### Work instructions
Exactly as they appear, output all of the entries.

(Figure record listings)
-=-=-=-=-
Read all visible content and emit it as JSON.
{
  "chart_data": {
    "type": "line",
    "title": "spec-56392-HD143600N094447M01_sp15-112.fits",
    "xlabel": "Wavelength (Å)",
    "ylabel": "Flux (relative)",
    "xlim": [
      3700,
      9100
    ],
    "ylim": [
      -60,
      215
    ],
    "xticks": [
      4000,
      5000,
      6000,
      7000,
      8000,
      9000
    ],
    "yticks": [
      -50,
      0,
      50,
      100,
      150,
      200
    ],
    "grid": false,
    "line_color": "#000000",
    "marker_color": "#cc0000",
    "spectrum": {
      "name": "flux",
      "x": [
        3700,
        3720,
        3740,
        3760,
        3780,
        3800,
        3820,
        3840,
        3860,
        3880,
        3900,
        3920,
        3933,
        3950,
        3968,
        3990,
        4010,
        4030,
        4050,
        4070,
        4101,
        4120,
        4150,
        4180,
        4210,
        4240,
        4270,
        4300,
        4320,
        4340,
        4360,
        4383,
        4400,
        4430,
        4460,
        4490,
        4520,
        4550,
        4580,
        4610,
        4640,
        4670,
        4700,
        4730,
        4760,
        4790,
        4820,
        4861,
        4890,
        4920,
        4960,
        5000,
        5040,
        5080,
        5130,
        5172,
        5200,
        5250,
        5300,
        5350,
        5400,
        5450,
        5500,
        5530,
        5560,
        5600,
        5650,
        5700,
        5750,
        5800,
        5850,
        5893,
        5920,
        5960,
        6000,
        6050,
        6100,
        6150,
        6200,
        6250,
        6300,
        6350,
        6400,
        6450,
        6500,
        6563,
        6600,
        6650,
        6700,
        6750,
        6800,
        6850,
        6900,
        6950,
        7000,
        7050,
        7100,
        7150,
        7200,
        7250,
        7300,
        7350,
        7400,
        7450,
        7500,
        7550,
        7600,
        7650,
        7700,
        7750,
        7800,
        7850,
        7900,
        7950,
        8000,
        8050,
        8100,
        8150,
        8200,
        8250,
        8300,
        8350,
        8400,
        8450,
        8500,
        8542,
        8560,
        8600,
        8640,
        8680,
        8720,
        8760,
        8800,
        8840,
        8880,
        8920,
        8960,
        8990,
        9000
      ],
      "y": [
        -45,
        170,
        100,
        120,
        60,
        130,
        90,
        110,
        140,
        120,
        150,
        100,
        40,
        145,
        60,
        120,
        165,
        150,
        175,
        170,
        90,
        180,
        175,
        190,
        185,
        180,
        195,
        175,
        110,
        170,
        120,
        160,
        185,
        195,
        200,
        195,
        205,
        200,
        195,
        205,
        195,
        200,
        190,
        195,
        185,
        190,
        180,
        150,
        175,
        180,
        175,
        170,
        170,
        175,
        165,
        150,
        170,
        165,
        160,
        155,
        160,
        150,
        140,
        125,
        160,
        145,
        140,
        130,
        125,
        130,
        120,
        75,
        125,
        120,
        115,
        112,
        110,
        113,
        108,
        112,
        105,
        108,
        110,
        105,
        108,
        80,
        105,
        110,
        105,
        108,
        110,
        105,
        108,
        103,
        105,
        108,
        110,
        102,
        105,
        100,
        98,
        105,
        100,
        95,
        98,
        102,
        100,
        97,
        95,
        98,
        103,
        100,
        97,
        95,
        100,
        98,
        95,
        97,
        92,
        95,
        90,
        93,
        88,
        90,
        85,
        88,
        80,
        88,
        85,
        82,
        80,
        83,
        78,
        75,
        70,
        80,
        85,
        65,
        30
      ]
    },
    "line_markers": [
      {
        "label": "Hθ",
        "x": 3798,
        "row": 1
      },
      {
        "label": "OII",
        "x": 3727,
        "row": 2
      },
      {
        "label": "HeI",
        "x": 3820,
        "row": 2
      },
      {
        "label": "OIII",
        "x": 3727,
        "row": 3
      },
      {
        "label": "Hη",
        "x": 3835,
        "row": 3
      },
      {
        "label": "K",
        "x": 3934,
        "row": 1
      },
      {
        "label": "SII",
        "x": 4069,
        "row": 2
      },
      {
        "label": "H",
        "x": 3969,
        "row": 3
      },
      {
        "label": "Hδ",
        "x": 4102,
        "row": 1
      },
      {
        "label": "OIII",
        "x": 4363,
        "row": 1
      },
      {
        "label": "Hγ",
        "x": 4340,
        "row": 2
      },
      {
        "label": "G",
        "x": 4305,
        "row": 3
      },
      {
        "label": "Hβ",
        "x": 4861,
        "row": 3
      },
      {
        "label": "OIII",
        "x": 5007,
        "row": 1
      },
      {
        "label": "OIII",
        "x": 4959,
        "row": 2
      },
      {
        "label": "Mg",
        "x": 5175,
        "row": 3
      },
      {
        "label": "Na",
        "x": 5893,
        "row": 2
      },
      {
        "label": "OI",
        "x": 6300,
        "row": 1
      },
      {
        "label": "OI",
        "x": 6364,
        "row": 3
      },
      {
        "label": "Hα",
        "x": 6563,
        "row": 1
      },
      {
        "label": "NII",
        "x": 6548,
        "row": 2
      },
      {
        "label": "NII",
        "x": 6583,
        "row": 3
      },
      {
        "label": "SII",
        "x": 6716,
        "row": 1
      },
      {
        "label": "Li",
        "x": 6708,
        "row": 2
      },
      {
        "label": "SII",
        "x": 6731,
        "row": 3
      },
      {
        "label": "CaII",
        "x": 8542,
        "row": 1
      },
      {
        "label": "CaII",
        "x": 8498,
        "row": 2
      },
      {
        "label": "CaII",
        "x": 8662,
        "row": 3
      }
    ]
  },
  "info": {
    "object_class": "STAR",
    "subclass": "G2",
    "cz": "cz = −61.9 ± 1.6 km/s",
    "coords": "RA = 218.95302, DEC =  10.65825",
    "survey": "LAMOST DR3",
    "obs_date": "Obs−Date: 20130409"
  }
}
-=-=-=-=-
### Answer to this exercise
Read all visible content and emit it as JSON.
{
  "chart_data": {
    "type": "line",
    "title": "spec-56392-HD143600N094447M01_sp15-112.fits",
    "xlabel": "Wavelength (Å)",
    "ylabel": "Flux (relative)",
    "xlim": [
      3700,
      9100
    ],
    "ylim": [
      -60,
      215
    ],
    "xticks": [
      4000,
      5000,
      6000,
      7000,
      8000,
      9000
    ],
    "yticks": [
      -50,
      0,
      50,
      100,
      150,
      200
    ],
    "grid": false,
    "line_color": "#000000",
    "marker_color": "#cc0000",
    "spectrum": {
      "name": "flux",
      "x": [
        3700,
        3720,
        3740,
        3760,
        3780,
        3800,
        3820,
        3840,
        3860,
        3880,
        3900,
        3920,
        3933,
        3950,
        3968,
        3990,
        4010,
        4030,
        4050,
        4070,
        4101,
        4120,
        4150,
        4180,
        4210,
        4240,
        4270,
        4300,
        4320,
        4340,
        4360,
        4383,
        4400,
        4430,
        4460,
        4490,
        4520,
        4550,
        4580,
        4610,
        4640,
        4670,
        4700,
        4730,
        4760,
        4790,
        4820,
        4861,
        4890,
        4920,
        4960,
        5000,
        5040,
        5080,
        5130,
        5172,
        5200,
        5250,
        5300,
        5350,
        5400,
        5450,
        5500,
        5530,
        5560,
        5600,
        5650,
        5700,
        5750,
        5800,
        5850,
        5893,
        5920,
        5960,
        6000,
        6050,
        6100,
        6150,
        6200,
        6250,
        6300,
        6350,
        6400,
        6450,
        6500,
        6563,
        6600,
        6650,
        6700,
        6750,
        6800,
        6850,
        6900,
        6950,
        7000,
        7050,
        7100,
        7150,
        7200,
        7250,
        7300,
        7350,
        7400,
        7450,
        7500,
        7550,
        7600,
        7650,
        7700,
        7750,
        7800,
        7850,
        7900,
        7950,
        8000,
        8050,
        8100,
        8150,
        8200,
        8250,
        8300,
        8350,
        8400,
        8450,
        8500,
        8542,
        8560,
        8600,
        8640,
        8680,
        8720,
        8760,
        8800,
        8840,
        8880,
        8920,
        8960,
        8990,
        9000
      ],
      "y": [
        -45,
        170,
        100,
        120,
        60,
        130,
        90,
        110,
        140,
        120,
        150,
        100,
        40,
        145,
        60,
        120,
        165,
        150,
        175,
        170,
        90,
        180,
        175,
        190,
        185,
        180,
        195,
        175,
        110,
        170,
        120,
        160,
        185,
        195,
        200,
        195,
        205,
        200,
        195,
        205,
        195,
        200,
        190,
        195,
        185,
        190,
        180,
        150,
        175,
        180,
        175,
        170,
        170,
        175,
        165,
        150,
        170,
        165,
        160,
        155,
        160,
        150,
        140,
        125,
        160,
        145,
        140,
        130,
        125,
        130,
        120,
        75,
        125,
        120,
        115,
        112,
        110,
        113,
        108,
        112,
        105,
        108,
        110,
        105,
        108,
        80,
        105,
        110,
        105,
        108,
        110,
        105,
        108,
        103,
        105,
        108,
        110,
        102,
        105,
        100,
        98,
        105,
        100,
        95,
        98,
        102,
        100,
        97,
        95,
        98,
        103,
        100,
        97,
        95,
        100,
        98,
        95,
        97,
        92,
        95,
        90,
        93,
        88,
        90,
        85,
        88,
        80,
        88,
        85,
        82,
        80,
        83,
        78,
        75,
        70,
        80,
        85,
        65,
        30
      ]
    },
    "line_markers": [
      {
        "label": "Hθ",
        "x": 3798,
        "row": 1
      },
      {
        "label": "OII",
        "x": 3727,
        "row": 2
      },
      {
        "label": "HeI",
        "x": 3820,
        "row": 2
      },
      {
        "label": "OIII",
        "x": 3727,
        "row": 3
      },
      {
        "label": "Hη",
        "x": 3835,
        "row": 3
      },
      {
        "label": "K",
        "x": 3934,
        "row": 1
      },
      {
        "label": "SII",
        "x": 4069,
        "row": 2
      },
      {
        "label": "H",
        "x": 3969,
        "row": 3
      },
      {
        "label": "Hδ",
        "x": 4102,
        "row": 1
      },
      {
        "label": "OIII",
        "x": 4363,
        "row": 1
      },
      {
        "label": "Hγ",
        "x": 4340,
        "row": 2
      },
      {
        "label": "G",
        "x": 4305,
        "row": 3
      },
      {
        "label": "Hβ",
        "x": 4861,
        "row": 3
      },
      {
        "label": "OIII",
        "x": 5007,
        "row": 1
      },
      {
        "label": "OIII",
        "x": 4959,
        "row": 2
      },
      {
        "label": "Mg",
        "x": 5175,
        "row": 3
      },
      {
        "label": "Na",
        "x": 5893,
        "row": 2
      },
      {
        "label": "OI",
        "x": 6300,
        "row": 1
      },
      {
        "label": "OI",
        "x": 6364,
        "row": 3
      },
      {
        "label": "Hα",
        "x": 6563,
        "row": 1
      },
      {
        "label": "NII",
        "x": 6548,
        "row": 2
      },
      {
        "label": "NII",
        "x": 6583,
        "row": 3
      },
      {
        "label": "SII",
        "x": 6716,
        "row": 1
      },
      {
        "label": "Li",
        "x": 6708,
        "row": 2
      },
      {
        "label": "SII",
        "x": 6731,
        "row": 3
      },
      {
        "label": "CaII",
        "x": 8542,
        "row": 1
      },
      {
        "label": "CaII",
        "x": 8498,
        "row": 2
      },
      {
        "label": "CaII",
        "x": 8662,
        "row": 3
      }
    ]
  },
  "info": {
    "object_class": "STAR",
    "subclass": "G2",
    "cz": "cz = −61.9 ± 1.6 km/s",
    "coords": "RA = 218.95302, DEC =  10.65825",
    "survey": "LAMOST DR3",
    "obs_date": "Obs−Date: 20130409"
  }
}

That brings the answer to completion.